**Data excerpts**.
## BEGIN

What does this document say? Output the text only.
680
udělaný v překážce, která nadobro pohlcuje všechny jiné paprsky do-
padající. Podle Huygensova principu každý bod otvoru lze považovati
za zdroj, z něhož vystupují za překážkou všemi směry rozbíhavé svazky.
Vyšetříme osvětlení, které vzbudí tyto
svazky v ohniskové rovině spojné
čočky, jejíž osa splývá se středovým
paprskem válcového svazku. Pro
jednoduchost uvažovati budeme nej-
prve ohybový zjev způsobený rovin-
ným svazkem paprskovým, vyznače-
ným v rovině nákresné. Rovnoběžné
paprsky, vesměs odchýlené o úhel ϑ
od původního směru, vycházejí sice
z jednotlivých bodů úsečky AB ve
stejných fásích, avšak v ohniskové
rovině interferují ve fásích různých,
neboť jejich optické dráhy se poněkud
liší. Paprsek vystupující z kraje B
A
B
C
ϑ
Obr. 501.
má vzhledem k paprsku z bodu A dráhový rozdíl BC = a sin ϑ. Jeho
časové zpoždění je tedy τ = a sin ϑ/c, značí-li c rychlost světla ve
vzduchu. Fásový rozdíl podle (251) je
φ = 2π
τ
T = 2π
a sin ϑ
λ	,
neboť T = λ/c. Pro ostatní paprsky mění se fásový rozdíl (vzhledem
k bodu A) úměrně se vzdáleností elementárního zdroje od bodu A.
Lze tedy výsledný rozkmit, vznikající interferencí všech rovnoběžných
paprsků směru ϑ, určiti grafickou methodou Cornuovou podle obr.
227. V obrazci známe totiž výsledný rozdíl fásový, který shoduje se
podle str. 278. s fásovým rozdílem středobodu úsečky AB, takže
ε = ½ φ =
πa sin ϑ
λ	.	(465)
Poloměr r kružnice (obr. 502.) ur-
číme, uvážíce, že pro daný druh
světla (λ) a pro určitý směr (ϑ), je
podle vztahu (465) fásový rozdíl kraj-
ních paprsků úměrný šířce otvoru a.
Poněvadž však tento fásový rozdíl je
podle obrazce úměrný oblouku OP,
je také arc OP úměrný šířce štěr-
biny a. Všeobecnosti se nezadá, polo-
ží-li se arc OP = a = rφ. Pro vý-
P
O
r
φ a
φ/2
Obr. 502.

## END

**To be done**. Report only the number of lines that hold the string "výsledný" in this listing.

**Response for this exercise**. 2